## EXERCISE OBJECTIVE
Rewrite the records below, changing "KHADOS" to "KHODOS" and keeping everything else the same.

■ ■ ■

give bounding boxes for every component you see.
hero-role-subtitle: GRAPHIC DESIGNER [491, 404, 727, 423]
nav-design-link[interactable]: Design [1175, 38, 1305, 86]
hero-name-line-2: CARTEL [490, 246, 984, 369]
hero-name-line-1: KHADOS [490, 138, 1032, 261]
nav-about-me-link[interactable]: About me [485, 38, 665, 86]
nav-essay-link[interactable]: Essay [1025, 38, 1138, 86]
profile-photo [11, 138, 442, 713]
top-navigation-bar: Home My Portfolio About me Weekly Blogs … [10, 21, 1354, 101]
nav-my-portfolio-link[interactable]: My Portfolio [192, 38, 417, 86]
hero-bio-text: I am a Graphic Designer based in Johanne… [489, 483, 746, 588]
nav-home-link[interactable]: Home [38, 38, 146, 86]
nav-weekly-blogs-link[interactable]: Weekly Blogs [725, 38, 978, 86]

■ ■ ■

## COMPLETE ANSWER
give bounding boxes for every component you see.
hero-role-subtitle: GRAPHIC DESIGNER [491, 404, 727, 423]
nav-design-link[interactable]: Design [1175, 38, 1305, 86]
hero-name-line-2: CARTEL [490, 246, 984, 369]
hero-name-line-1: KHODOS [490, 138, 1032, 261]
nav-about-me-link[interactable]: About me [485, 38, 665, 86]
nav-essay-link[interactable]: Essay [1025, 38, 1138, 86]
profile-photo [11, 138, 442, 713]
top-navigation-bar: Home My Portfolio About me Weekly Blogs … [10, 21, 1354, 101]
nav-my-portfolio-link[interactable]: My Portfolio [192, 38, 417, 86]
hero-bio-text: I am a Graphic Designer based in Johanne… [489, 483, 746, 588]
nav-home-link[interactable]: Home [38, 38, 146, 86]
nav-weekly-blogs-link[interactable]: Weekly Blogs [725, 38, 978, 86]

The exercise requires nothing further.